Task instructions: For this exercise, repeat all of the material verbatim apart from its images.
— BEGIN Entries supplied —
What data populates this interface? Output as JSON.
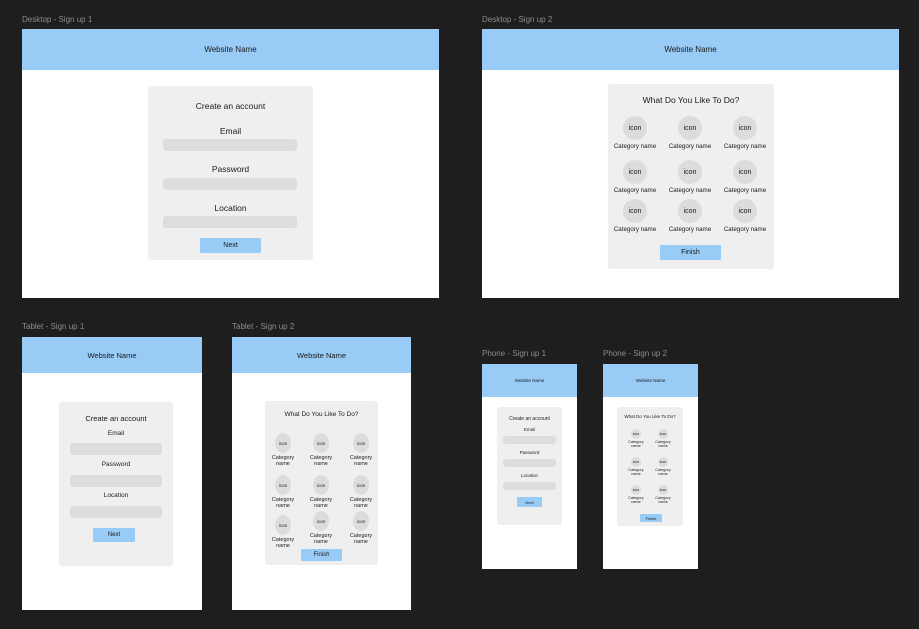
{
  "colors": {
    "canvas": "#1e1e1e",
    "frame": "#ffffff",
    "header": "#99cbf7",
    "card": "#efefef",
    "field": "#dddddd",
    "button": "#99cbf7",
    "label": "#8c8c8c"
  },
  "frames": {
    "desktop_signup_1": {
      "label": "Desktop - Sign up 1",
      "site_name": "Website Name",
      "form_title": "Create an account",
      "email_label": "Email",
      "password_label": "Password",
      "location_label": "Location",
      "button": "Next"
    },
    "desktop_signup_2": {
      "label": "Desktop - Sign up 2",
      "site_name": "Website Name",
      "title": "What Do You Like To Do?",
      "icon_text": "icon",
      "category_label": "Category name",
      "button": "Finish"
    },
    "tablet_signup_1": {
      "label": "Tablet - Sign up 1",
      "site_name": "Website Name",
      "form_title": "Create an account",
      "email_label": "Email",
      "password_label": "Password",
      "location_label": "Location",
      "button": "Next"
    },
    "tablet_signup_2": {
      "label": "Tablet - Sign up 2",
      "site_name": "Website Name",
      "title": "What Do You Like To Do?",
      "icon_text": "icon",
      "category_label": "Category name",
      "button": "Finish"
    },
    "phone_signup_1": {
      "label": "Phone - Sign up 1",
      "site_name": "Website Name",
      "form_title": "Create an account",
      "email_label": "Email",
      "password_label": "Password",
      "location_label": "Location",
      "button": "Next"
    },
    "phone_signup_2": {
      "label": "Phone - Sign up 2",
      "site_name": "Website Name",
      "title": "What Do You Like To Do?",
      "icon_text": "icon",
      "category_label": "Category name",
      "button": "Finish"
    }
  }
}
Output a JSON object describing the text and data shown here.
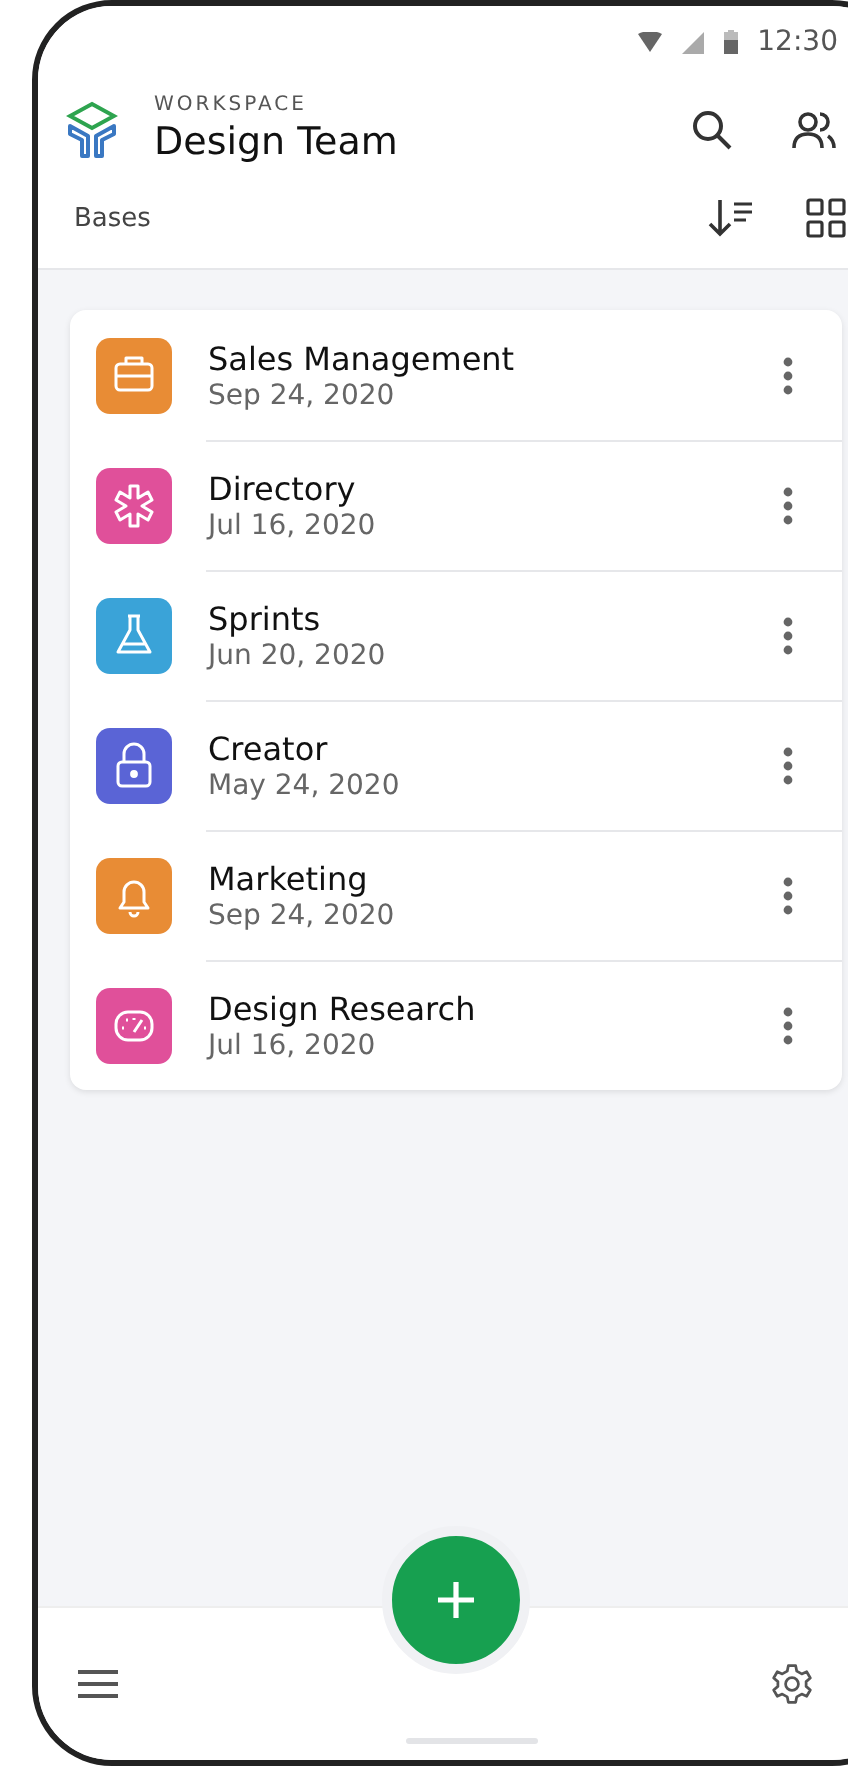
{
  "status_bar": {
    "time": "12:30"
  },
  "header": {
    "overline": "WORKSPACE",
    "title": "Design Team"
  },
  "section": {
    "label": "Bases"
  },
  "bases": [
    {
      "name": "Sales Management",
      "date": "Sep 24, 2020",
      "kind": "briefcase",
      "color": "#e88c35"
    },
    {
      "name": "Directory",
      "date": "Jul 16, 2020",
      "kind": "asterisk",
      "color": "#e0509a"
    },
    {
      "name": "Sprints",
      "date": "Jun 20, 2020",
      "kind": "flask",
      "color": "#3aa3d8"
    },
    {
      "name": "Creator",
      "date": "May 24, 2020",
      "kind": "lock",
      "color": "#5a64d6"
    },
    {
      "name": "Marketing",
      "date": "Sep 24, 2020",
      "kind": "bell",
      "color": "#e88c35"
    },
    {
      "name": "Design Research",
      "date": "Jul 16, 2020",
      "kind": "gauge",
      "color": "#e0509a"
    }
  ]
}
— END Entries supplied —
Output:
What data populates this interface? Output as JSON.
{
  "colors": {
    "canvas": "#1e1e1e",
    "frame": "#ffffff",
    "header": "#99cbf7",
    "card": "#efefef",
    "field": "#dddddd",
    "button": "#99cbf7",
    "label": "#8c8c8c"
  },
  "frames": {
    "desktop_signup_1": {
      "label": "Desktop - Sign up 1",
      "site_name": "Website Name",
      "form_title": "Create an account",
      "email_label": "Email",
      "password_label": "Password",
      "location_label": "Location",
      "button": "Next"
    },
    "desktop_signup_2": {
      "label": "Desktop - Sign up 2",
      "site_name": "Website Name",
      "title": "What Do You Like To Do?",
      "icon_text": "icon",
      "category_label": "Category name",
      "button": "Finish"
    },
    "tablet_signup_1": {
      "label": "Tablet - Sign up 1",
      "site_name": "Website Name",
      "form_title": "Create an account",
      "email_label": "Email",
      "password_label": "Password",
      "location_label": "Location",
      "button": "Next"
    },
    "tablet_signup_2": {
      "label": "Tablet - Sign up 2",
      "site_name": "Website Name",
      "title": "What Do You Like To Do?",
      "icon_text": "icon",
      "category_label": "Category name",
      "button": "Finish"
    },
    "phone_signup_1": {
      "label": "Phone - Sign up 1",
      "site_name": "Website Name",
      "form_title": "Create an account",
      "email_label": "Email",
      "password_label": "Password",
      "location_label": "Location",
      "button": "Next"
    },
    "phone_signup_2": {
      "label": "Phone - Sign up 2",
      "site_name": "Website Name",
      "title": "What Do You Like To Do?",
      "icon_text": "icon",
      "category_label": "Category name",
      "button": "Finish"
    }
  }
}
Output a JSON object describing the text and data shown here.
{
  "status_bar": {
    "time": "12:30"
  },
  "header": {
    "overline": "WORKSPACE",
    "title": "Design Team"
  },
  "section": {
    "label": "Bases"
  },
  "bases": [
    {
      "name": "Sales Management",
      "date": "Sep 24, 2020",
      "kind": "briefcase",
      "color": "#e88c35"
    },
    {
      "name": "Directory",
      "date": "Jul 16, 2020",
      "kind": "asterisk",
      "color": "#e0509a"
    },
    {
      "name": "Sprints",
      "date": "Jun 20, 2020",
      "kind": "flask",
      "color": "#3aa3d8"
    },
    {
      "name": "Creator",
      "date": "May 24, 2020",
      "kind": "lock",
      "color": "#5a64d6"
    },
    {
      "name": "Marketing",
      "date": "Sep 24, 2020",
      "kind": "bell",
      "color": "#e88c35"
    },
    {
      "name": "Design Research",
      "date": "Jul 16, 2020",
      "kind": "gauge",
      "color": "#e0509a"
    }
  ]
}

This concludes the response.